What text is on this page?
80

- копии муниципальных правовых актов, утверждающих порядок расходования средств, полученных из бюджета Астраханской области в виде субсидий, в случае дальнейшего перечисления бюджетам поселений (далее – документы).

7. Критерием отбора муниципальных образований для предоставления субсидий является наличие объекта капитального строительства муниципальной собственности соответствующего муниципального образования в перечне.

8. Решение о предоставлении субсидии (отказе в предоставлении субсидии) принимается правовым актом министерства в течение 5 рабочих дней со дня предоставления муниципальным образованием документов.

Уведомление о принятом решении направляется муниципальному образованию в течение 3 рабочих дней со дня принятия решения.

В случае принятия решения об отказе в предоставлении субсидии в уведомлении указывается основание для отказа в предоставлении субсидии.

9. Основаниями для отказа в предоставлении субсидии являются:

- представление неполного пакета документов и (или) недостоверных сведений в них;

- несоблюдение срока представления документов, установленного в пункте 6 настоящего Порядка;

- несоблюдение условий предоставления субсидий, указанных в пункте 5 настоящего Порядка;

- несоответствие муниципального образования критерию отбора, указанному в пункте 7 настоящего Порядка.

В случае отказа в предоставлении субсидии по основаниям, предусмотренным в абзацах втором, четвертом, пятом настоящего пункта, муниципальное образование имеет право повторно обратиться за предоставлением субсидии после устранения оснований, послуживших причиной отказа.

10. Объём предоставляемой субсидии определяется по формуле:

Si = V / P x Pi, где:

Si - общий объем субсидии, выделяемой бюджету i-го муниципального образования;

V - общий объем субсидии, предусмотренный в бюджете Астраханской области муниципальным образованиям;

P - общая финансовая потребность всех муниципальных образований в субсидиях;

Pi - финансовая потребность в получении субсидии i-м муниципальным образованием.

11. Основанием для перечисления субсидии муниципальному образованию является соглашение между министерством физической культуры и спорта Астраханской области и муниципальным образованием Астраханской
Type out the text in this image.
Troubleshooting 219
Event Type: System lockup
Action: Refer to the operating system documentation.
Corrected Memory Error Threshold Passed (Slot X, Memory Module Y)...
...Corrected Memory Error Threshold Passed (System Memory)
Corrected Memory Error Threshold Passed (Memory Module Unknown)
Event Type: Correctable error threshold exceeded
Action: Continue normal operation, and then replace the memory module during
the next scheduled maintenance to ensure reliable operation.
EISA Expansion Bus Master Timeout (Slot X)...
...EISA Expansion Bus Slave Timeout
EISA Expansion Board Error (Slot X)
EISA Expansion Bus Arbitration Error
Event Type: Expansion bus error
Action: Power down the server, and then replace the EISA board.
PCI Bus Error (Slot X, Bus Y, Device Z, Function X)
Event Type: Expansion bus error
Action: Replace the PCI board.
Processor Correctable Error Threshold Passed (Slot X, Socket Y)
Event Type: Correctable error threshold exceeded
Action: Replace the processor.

□ □ □ □ □ □ □

▸ Given exercise
Reproduce each line of the entries in which the word "отбора" is found.

▸ Result below
7. Критерием отбора муниципальных образований для предоставления субсидий является наличие объекта капитального строительства муниципальной собственности соответствующего муниципального образования в перечне.
- несоответствие муниципального образования критерию отбора, указанному в пункте 7 настоящего Порядка.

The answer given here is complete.